**Exercise:** Below is a block of records: output all of them exactly and leave out the pictures.

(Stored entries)
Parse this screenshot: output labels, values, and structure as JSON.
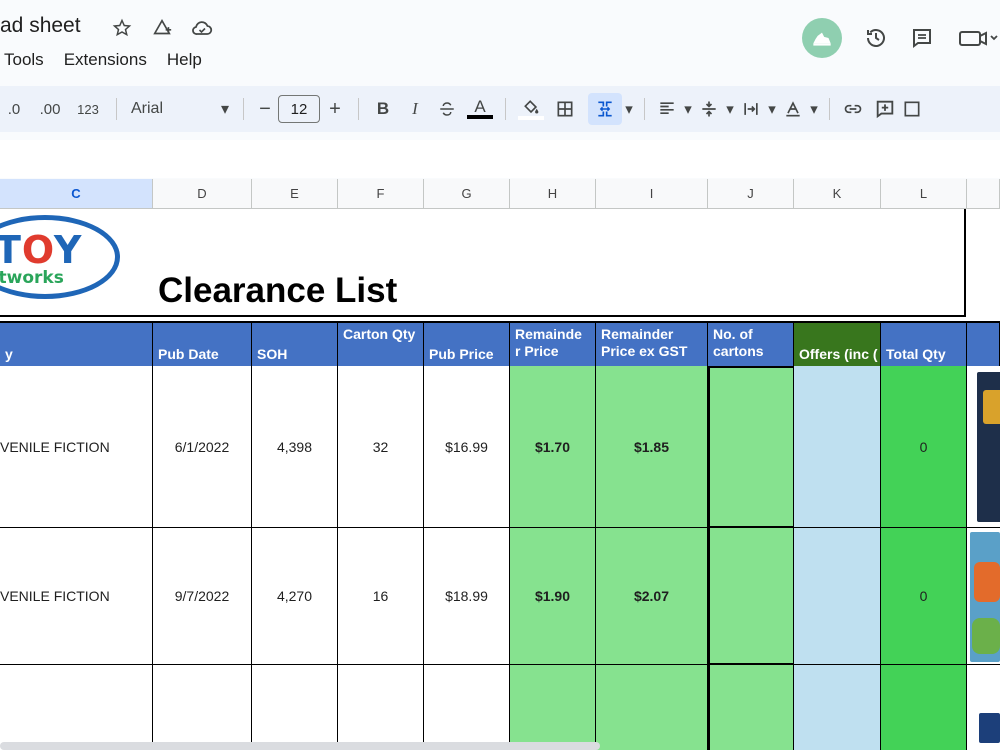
{
  "header": {
    "doc_title": "ad sheet",
    "menu": [
      "Tools",
      "Extensions",
      "Help"
    ]
  },
  "toolbar": {
    "decimal_decrease": ".0",
    "decimal_increase": ".00",
    "number_format": "123",
    "font": "Arial",
    "font_size": "12",
    "bold": "B",
    "italic": "I",
    "text_color": "A"
  },
  "columns": [
    "C",
    "D",
    "E",
    "F",
    "G",
    "H",
    "I",
    "J",
    "K",
    "L"
  ],
  "sheet": {
    "logo_top": "TOY",
    "logo_bottom": "etworks",
    "title": "Clearance List",
    "headers": {
      "category": "y",
      "pub_date": "Pub Date",
      "soh": "SOH",
      "carton_qty": "Carton Qty",
      "pub_price": "Pub Price",
      "remainder_price": "Remainde r Price",
      "remainder_ex_gst": "Remainder Price ex GST",
      "no_cartons": "No. of cartons",
      "offers": "Offers (inc (",
      "total_qty": "Total Qty"
    },
    "rows": [
      {
        "category": "VENILE FICTION",
        "pub_date": "6/1/2022",
        "soh": "4,398",
        "carton_qty": "32",
        "pub_price": "$16.99",
        "remainder_price": "$1.70",
        "remainder_ex_gst": "$1.85",
        "no_cartons": "",
        "offers": "",
        "total_qty": "0"
      },
      {
        "category": "VENILE FICTION",
        "pub_date": "9/7/2022",
        "soh": "4,270",
        "carton_qty": "16",
        "pub_price": "$18.99",
        "remainder_price": "$1.90",
        "remainder_ex_gst": "$2.07",
        "no_cartons": "",
        "offers": "",
        "total_qty": "0"
      }
    ]
  },
  "colors": {
    "header_blue": "#4472c4",
    "light_green": "#86e28f",
    "light_blue": "#bfe0f0",
    "bright_green": "#43d257",
    "offers_header_green": "#38761d"
  }
}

**Response to the task:**
Parse this screenshot: output labels, values, and structure as JSON.
{
  "header": {
    "doc_title": "ad sheet",
    "menu": [
      "Tools",
      "Extensions",
      "Help"
    ]
  },
  "toolbar": {
    "decimal_decrease": ".0",
    "decimal_increase": ".00",
    "number_format": "123",
    "font": "Arial",
    "font_size": "12",
    "bold": "B",
    "italic": "I",
    "text_color": "A"
  },
  "columns": [
    "C",
    "D",
    "E",
    "F",
    "G",
    "H",
    "I",
    "J",
    "K",
    "L"
  ],
  "sheet": {
    "logo_top": "TOY",
    "logo_bottom": "etworks",
    "title": "Clearance List",
    "headers": {
      "category": "y",
      "pub_date": "Pub Date",
      "soh": "SOH",
      "carton_qty": "Carton Qty",
      "pub_price": "Pub Price",
      "remainder_price": "Remainde r Price",
      "remainder_ex_gst": "Remainder Price ex GST",
      "no_cartons": "No. of cartons",
      "offers": "Offers (inc (",
      "total_qty": "Total Qty"
    },
    "rows": [
      {
        "category": "VENILE FICTION",
        "pub_date": "6/1/2022",
        "soh": "4,398",
        "carton_qty": "32",
        "pub_price": "$16.99",
        "remainder_price": "$1.70",
        "remainder_ex_gst": "$1.85",
        "no_cartons": "",
        "offers": "",
        "total_qty": "0"
      },
      {
        "category": "VENILE FICTION",
        "pub_date": "9/7/2022",
        "soh": "4,270",
        "carton_qty": "16",
        "pub_price": "$18.99",
        "remainder_price": "$1.90",
        "remainder_ex_gst": "$2.07",
        "no_cartons": "",
        "offers": "",
        "total_qty": "0"
      }
    ]
  },
  "colors": {
    "header_blue": "#4472c4",
    "light_green": "#86e28f",
    "light_blue": "#bfe0f0",
    "bright_green": "#43d257",
    "offers_header_green": "#38761d"
  }
}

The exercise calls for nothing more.